-- Input data start --

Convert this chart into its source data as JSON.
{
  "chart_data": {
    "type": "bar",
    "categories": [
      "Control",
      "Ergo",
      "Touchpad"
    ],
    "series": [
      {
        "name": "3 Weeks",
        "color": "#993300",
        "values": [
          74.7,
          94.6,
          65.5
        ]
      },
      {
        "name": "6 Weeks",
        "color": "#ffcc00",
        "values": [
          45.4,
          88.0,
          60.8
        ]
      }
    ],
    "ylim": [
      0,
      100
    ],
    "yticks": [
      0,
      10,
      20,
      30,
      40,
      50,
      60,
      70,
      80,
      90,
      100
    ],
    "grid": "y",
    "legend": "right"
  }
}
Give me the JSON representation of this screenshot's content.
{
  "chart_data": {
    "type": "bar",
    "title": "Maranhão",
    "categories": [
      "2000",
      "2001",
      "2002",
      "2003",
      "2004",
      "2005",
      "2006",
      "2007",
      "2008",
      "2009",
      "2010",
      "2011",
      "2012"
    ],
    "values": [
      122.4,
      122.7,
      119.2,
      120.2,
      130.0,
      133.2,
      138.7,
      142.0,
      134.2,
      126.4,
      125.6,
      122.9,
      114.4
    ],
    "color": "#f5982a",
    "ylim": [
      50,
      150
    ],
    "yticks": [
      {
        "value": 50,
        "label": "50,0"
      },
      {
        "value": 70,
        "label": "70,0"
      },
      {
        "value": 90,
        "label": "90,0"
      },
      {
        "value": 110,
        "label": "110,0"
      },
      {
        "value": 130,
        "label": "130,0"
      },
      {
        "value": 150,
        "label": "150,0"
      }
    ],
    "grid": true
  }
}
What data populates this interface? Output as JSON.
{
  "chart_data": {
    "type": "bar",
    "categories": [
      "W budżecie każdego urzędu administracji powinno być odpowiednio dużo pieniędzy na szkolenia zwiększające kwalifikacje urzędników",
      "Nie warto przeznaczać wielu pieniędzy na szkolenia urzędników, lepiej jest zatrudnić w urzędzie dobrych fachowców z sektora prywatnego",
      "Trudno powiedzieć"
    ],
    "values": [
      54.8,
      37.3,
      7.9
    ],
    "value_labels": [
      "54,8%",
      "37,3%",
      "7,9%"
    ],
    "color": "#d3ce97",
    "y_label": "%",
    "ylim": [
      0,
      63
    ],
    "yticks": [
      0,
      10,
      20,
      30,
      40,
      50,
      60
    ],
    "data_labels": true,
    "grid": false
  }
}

-- Input data end --

Stated task
Copy out every line from the data above that has "JSON" in it.

Written response
Convert this chart into its source data as JSON.
Give me the JSON representation of this screenshot's content.
What data populates this interface? Output as JSON.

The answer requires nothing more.